▸ Instruction
Where a line holds the word "object", copy that line.

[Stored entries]

----

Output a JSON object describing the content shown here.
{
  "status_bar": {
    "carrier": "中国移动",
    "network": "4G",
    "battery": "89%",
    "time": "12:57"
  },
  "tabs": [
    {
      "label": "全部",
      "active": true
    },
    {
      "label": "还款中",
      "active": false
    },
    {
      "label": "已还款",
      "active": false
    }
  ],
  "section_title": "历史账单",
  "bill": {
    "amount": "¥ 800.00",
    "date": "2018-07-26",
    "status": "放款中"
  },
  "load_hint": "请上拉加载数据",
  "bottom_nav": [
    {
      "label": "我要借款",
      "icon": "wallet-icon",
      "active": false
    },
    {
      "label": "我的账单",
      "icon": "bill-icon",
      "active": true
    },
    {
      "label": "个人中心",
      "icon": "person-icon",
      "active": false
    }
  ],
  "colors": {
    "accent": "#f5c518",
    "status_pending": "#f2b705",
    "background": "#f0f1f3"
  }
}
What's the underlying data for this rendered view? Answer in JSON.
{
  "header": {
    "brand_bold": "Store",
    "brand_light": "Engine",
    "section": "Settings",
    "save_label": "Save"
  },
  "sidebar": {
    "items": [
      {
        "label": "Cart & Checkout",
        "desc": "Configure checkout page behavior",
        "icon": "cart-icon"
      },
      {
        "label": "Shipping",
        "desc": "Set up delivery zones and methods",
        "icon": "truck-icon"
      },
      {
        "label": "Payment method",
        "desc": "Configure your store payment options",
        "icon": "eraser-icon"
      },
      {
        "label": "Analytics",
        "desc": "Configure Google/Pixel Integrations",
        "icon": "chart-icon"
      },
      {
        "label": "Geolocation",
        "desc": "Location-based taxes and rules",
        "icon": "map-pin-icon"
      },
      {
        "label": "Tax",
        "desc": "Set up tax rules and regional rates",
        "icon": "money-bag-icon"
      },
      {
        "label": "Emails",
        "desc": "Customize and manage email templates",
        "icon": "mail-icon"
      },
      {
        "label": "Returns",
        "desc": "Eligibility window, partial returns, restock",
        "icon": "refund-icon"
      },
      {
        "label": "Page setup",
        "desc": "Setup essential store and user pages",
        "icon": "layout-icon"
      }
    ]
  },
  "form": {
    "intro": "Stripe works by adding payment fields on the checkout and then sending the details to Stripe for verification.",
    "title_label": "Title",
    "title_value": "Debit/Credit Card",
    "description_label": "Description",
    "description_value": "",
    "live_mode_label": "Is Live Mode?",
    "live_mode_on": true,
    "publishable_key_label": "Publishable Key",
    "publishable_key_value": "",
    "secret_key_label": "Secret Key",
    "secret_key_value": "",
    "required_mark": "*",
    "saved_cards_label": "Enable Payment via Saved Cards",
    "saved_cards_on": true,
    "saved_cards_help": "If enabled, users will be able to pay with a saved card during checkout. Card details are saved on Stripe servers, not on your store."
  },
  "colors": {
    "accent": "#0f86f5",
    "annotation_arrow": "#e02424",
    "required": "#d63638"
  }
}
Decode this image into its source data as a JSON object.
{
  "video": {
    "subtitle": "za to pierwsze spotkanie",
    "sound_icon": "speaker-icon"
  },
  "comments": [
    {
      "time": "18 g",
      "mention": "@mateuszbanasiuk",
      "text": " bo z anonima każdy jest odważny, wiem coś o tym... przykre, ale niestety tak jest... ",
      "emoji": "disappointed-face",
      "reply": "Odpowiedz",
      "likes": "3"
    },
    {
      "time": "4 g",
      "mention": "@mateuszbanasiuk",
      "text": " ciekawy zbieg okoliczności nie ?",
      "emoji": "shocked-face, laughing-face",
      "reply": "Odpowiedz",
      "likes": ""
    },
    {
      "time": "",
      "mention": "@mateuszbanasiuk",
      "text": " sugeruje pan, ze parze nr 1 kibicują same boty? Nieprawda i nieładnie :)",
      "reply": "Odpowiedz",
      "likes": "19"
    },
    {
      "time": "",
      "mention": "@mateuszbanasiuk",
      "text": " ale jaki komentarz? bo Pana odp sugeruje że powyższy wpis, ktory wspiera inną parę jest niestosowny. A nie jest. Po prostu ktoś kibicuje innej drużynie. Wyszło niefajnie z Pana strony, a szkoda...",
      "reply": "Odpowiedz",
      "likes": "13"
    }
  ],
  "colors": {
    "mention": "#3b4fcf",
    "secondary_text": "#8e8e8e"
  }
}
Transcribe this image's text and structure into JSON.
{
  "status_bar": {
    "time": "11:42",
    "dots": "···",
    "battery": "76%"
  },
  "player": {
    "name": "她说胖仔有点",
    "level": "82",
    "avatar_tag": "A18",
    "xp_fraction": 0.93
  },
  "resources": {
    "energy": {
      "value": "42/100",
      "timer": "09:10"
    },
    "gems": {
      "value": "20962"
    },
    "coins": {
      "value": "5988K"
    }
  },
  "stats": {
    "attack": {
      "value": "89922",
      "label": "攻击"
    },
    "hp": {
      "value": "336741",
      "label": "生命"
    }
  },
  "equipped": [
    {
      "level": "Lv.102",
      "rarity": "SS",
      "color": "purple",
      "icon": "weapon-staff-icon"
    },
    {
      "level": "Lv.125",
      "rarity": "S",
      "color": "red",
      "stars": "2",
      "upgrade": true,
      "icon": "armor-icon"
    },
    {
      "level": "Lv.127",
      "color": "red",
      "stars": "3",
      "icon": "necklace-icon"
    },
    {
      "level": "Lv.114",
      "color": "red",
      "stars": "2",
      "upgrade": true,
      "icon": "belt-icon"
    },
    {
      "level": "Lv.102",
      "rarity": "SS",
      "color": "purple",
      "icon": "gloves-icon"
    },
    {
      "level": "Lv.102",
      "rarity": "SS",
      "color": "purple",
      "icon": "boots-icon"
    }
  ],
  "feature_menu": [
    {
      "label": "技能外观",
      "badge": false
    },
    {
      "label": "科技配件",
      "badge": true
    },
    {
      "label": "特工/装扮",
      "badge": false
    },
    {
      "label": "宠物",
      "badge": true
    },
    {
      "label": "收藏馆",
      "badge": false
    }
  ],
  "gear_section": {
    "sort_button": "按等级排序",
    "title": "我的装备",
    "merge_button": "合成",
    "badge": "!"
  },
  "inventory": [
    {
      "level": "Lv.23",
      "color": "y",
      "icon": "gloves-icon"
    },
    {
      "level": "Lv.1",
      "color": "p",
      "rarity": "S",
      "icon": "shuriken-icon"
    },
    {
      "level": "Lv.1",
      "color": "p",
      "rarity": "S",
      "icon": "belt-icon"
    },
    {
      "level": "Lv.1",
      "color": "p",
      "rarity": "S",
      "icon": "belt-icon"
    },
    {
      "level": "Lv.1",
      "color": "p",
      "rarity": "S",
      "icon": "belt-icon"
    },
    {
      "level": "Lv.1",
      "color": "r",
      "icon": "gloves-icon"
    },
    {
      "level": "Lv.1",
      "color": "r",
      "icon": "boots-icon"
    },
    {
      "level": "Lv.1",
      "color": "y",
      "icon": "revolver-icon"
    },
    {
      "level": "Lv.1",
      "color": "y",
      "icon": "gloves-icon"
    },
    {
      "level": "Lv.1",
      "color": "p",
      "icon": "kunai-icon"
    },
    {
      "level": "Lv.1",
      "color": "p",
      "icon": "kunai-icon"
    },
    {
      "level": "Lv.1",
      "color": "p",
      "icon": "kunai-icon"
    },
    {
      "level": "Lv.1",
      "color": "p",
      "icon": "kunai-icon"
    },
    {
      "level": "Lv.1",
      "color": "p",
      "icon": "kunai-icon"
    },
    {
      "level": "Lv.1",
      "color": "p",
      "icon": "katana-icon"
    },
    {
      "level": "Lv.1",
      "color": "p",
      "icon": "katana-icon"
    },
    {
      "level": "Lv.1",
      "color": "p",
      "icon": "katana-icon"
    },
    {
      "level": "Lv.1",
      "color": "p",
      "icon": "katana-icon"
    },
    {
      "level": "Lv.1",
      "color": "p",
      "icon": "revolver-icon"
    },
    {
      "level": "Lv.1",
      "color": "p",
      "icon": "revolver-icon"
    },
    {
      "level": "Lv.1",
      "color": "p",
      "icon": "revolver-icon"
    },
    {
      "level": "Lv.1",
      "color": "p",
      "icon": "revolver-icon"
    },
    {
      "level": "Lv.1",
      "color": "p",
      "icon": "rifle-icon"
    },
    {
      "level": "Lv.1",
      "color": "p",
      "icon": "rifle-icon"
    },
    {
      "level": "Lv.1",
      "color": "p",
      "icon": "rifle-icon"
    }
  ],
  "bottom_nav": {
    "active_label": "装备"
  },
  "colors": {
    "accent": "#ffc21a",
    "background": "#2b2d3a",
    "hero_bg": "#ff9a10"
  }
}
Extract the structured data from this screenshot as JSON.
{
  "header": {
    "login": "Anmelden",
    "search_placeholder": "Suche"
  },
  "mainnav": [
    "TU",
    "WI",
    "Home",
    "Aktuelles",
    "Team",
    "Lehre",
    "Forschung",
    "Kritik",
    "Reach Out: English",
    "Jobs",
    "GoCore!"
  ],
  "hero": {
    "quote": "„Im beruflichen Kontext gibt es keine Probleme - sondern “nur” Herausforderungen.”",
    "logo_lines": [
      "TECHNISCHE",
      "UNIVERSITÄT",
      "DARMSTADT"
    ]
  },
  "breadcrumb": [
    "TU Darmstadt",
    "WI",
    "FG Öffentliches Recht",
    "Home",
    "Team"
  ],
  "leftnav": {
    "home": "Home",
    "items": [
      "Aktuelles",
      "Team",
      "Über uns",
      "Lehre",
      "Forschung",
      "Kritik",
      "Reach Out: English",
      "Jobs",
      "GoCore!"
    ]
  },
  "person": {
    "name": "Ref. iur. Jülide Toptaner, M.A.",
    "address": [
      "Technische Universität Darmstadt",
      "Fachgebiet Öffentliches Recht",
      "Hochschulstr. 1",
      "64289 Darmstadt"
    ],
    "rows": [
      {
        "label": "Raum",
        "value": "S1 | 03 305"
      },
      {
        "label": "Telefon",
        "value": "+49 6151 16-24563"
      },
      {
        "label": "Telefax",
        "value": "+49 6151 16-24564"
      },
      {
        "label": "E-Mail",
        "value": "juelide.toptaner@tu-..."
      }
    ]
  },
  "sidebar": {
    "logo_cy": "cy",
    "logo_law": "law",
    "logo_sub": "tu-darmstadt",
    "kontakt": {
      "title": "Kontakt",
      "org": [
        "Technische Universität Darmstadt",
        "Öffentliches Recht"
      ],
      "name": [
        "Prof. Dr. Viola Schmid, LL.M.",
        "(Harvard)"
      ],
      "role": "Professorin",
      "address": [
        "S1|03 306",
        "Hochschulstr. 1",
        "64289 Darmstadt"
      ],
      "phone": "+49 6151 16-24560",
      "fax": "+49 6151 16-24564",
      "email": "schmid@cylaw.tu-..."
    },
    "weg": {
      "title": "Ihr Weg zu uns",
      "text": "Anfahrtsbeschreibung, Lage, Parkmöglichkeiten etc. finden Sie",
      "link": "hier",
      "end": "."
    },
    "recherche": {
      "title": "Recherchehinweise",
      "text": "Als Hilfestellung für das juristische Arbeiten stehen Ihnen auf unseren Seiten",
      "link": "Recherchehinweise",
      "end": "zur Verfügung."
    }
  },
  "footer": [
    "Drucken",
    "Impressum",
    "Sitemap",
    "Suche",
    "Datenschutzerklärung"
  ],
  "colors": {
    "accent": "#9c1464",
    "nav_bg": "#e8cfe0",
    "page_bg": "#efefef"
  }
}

----

▸ Result of the task
Output a JSON object describing the content shown here.
Decode this image into its source data as a JSON object.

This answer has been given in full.